## begin Material to process
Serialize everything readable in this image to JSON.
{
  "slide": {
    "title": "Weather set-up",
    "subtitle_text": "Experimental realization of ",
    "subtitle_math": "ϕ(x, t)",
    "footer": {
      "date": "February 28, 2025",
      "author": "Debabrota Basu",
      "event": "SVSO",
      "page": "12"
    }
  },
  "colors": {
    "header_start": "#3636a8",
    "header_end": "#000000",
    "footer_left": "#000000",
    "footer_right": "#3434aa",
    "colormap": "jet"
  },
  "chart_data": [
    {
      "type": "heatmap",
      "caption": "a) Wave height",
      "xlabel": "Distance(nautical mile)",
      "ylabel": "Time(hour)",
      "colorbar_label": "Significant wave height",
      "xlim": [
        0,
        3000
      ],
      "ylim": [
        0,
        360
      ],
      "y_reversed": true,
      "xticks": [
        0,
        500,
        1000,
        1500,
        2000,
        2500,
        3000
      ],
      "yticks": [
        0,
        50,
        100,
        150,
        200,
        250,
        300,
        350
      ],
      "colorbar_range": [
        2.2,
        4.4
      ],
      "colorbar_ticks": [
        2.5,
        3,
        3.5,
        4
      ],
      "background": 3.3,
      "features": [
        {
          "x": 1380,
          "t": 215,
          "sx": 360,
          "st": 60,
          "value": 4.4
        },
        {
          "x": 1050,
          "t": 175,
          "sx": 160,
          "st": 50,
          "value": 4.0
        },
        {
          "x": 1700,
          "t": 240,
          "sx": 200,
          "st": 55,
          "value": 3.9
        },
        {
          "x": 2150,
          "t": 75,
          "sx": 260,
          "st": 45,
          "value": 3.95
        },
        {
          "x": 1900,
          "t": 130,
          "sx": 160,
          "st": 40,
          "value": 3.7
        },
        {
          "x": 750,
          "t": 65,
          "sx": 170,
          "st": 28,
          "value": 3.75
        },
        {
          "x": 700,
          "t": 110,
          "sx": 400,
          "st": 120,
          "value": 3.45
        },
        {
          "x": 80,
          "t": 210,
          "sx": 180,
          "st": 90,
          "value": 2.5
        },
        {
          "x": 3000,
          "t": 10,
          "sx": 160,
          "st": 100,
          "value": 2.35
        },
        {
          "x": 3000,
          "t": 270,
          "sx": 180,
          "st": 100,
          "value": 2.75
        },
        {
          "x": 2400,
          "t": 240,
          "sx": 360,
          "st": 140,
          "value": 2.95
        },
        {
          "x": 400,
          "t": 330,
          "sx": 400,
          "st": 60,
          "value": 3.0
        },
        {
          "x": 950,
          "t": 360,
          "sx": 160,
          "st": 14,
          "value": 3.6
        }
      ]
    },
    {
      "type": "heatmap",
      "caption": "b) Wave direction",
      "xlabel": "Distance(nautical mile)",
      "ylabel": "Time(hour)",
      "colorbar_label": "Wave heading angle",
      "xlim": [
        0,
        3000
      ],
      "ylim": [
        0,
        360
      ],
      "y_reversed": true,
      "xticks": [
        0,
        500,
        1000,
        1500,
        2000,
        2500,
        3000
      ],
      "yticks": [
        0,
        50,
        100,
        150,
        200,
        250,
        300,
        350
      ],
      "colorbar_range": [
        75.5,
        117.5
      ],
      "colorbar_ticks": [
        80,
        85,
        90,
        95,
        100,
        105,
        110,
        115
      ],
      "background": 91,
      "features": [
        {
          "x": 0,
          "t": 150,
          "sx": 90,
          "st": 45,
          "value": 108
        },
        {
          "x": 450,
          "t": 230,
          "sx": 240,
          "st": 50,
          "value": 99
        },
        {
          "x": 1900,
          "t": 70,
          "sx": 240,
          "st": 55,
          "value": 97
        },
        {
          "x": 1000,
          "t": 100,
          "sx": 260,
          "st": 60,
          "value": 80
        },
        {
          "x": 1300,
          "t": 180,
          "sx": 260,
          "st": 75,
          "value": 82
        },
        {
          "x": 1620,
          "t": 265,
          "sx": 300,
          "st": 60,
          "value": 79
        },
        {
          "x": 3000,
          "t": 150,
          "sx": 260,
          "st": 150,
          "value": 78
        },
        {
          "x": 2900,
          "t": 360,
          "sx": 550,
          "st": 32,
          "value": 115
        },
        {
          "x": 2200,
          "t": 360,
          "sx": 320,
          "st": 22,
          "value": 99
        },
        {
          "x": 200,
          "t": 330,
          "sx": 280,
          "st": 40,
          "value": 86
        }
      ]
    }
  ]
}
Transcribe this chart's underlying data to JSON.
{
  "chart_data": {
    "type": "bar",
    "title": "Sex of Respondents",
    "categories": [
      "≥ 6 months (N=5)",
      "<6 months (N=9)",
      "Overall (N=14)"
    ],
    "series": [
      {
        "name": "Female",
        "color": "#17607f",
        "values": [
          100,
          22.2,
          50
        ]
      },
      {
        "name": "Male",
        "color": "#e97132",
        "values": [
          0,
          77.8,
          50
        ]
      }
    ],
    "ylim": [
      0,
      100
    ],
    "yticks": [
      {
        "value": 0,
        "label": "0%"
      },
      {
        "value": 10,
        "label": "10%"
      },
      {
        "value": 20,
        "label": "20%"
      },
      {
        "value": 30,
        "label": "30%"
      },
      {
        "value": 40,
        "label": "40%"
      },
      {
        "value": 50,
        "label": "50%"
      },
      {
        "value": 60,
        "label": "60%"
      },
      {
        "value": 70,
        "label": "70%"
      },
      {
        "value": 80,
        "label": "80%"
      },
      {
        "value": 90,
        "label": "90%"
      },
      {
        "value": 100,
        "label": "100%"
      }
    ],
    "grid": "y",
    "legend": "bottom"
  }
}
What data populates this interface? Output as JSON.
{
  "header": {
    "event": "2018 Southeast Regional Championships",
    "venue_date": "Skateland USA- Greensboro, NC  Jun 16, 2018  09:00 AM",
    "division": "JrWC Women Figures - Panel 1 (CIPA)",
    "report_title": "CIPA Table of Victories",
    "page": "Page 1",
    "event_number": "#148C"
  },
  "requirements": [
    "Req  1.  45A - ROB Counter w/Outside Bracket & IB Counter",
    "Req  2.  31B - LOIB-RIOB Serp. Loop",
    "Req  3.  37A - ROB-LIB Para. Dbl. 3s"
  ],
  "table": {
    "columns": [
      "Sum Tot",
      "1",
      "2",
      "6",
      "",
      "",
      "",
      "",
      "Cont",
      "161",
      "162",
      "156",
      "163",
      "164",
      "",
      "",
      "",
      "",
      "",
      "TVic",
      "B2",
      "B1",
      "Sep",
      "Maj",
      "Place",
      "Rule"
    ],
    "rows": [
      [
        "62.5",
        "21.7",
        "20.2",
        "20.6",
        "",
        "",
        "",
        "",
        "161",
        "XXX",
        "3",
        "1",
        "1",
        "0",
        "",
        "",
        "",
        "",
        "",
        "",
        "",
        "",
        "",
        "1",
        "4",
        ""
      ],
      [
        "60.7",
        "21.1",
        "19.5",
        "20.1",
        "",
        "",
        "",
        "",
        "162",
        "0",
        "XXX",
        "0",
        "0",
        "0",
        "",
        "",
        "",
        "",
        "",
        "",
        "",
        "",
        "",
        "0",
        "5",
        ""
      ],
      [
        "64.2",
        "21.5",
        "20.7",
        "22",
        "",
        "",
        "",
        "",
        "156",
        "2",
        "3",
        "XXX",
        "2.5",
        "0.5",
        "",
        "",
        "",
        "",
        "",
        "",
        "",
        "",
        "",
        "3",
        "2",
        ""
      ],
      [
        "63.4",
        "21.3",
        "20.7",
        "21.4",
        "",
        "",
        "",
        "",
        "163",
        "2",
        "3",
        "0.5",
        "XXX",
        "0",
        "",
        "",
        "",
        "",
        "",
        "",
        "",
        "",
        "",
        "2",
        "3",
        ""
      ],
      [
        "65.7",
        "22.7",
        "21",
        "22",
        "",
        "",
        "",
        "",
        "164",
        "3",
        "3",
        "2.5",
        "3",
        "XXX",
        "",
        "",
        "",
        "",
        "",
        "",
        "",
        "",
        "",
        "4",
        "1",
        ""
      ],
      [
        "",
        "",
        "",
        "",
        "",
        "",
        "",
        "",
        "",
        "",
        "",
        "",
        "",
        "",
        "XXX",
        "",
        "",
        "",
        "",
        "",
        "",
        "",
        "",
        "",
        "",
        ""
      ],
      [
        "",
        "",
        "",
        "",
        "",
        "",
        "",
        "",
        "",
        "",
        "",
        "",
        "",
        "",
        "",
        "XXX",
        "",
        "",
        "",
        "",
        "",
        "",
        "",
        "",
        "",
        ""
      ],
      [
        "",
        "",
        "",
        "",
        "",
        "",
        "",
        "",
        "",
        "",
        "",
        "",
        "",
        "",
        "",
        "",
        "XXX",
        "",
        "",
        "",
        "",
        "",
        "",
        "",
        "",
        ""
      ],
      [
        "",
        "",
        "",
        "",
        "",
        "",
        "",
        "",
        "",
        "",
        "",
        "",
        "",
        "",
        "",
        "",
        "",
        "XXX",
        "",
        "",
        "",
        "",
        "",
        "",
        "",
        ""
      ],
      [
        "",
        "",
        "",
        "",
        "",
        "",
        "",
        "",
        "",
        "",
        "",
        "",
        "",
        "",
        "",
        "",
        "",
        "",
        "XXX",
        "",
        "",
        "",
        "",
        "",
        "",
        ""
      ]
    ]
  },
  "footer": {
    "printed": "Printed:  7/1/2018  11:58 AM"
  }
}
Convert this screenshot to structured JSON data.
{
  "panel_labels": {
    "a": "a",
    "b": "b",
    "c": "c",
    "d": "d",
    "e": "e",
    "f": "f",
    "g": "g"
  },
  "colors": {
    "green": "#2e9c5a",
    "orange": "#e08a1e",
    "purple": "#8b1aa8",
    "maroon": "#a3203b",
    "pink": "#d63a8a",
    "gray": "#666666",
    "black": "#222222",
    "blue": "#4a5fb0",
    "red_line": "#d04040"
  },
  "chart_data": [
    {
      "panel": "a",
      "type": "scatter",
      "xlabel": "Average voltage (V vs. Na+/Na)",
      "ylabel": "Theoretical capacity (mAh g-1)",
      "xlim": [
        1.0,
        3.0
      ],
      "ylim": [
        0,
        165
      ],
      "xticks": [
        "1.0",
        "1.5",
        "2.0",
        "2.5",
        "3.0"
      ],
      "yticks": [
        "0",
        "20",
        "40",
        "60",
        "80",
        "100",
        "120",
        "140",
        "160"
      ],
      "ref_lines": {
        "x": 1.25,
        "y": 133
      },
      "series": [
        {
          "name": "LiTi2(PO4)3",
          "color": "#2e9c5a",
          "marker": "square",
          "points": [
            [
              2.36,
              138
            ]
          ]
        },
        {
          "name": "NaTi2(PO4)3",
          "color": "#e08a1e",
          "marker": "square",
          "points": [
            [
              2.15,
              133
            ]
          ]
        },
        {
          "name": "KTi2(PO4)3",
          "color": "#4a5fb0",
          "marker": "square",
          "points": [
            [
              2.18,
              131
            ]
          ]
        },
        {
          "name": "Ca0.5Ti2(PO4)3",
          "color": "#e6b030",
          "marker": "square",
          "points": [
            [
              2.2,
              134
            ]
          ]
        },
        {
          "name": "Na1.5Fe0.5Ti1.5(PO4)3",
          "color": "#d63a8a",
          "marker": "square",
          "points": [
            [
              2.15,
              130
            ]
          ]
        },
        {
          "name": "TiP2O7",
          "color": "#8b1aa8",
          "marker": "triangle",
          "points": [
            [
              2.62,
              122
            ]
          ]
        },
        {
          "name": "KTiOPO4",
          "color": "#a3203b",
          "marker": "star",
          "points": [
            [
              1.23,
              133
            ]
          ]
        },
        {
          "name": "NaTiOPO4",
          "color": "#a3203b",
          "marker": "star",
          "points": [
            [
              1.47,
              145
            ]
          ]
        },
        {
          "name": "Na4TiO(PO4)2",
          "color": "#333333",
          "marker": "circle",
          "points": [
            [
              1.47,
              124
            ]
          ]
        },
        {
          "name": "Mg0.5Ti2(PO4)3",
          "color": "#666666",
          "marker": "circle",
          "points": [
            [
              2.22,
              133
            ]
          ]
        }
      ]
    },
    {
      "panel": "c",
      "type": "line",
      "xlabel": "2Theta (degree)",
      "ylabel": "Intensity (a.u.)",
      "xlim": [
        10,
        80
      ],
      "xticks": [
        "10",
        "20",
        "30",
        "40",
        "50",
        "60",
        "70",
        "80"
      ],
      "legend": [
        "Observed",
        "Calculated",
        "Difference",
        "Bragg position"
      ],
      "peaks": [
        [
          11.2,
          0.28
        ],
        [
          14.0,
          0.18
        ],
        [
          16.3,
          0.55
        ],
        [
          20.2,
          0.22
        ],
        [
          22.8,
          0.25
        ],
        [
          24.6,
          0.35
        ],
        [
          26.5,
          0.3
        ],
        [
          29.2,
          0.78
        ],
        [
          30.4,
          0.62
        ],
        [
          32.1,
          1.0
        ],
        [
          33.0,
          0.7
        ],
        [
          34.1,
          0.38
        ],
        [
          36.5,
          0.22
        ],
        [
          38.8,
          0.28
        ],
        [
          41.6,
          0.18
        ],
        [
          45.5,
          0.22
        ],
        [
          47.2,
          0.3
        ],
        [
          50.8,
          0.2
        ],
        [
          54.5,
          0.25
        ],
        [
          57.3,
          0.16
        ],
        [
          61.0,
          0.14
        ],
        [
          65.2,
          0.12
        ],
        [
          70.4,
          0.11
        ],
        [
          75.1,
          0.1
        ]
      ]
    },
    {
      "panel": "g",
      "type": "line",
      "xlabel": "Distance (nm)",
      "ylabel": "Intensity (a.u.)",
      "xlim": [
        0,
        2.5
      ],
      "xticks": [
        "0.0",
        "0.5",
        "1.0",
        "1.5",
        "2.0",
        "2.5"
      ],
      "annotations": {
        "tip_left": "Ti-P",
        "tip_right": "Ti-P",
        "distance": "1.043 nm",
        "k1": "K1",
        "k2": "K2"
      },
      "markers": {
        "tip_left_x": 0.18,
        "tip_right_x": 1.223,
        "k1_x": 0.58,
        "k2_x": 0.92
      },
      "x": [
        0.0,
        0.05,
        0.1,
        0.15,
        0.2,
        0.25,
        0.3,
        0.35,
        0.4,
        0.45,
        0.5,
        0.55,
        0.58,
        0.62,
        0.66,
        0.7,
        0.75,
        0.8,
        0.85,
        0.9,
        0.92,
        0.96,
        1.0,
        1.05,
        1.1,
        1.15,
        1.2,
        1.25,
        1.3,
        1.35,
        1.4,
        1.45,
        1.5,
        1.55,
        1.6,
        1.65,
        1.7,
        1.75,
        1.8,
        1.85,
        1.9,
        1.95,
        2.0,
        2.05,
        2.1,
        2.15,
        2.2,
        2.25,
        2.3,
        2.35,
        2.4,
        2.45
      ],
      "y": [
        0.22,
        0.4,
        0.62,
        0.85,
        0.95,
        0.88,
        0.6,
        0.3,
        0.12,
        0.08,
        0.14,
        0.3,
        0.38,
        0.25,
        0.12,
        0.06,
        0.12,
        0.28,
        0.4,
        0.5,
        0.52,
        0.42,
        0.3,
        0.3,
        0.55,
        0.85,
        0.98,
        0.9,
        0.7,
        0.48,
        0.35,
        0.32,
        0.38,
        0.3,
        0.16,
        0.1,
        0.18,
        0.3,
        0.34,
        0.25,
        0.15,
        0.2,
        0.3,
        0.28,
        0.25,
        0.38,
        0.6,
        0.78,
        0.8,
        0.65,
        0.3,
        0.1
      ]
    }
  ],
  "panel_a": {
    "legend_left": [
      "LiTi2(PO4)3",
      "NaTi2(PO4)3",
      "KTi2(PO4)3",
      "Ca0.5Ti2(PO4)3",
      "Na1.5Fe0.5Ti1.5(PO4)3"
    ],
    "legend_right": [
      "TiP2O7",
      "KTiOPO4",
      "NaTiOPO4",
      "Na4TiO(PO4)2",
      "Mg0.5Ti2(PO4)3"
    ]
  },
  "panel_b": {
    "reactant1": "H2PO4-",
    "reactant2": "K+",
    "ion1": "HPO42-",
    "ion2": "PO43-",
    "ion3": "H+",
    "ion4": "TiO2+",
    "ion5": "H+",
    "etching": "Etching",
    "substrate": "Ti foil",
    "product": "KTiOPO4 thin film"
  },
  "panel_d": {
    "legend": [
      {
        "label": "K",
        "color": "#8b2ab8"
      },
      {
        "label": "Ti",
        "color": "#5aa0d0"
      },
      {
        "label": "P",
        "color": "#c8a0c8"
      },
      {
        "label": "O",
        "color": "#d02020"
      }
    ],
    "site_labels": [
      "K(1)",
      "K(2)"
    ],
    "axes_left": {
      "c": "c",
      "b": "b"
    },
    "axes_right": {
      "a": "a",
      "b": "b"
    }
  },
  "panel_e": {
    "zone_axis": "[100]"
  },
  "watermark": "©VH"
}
## end Material to process
## Direction:
Of the lines in the material, how many contain the word "JSON"? Reply with the number and nothing else.

## Task output:
4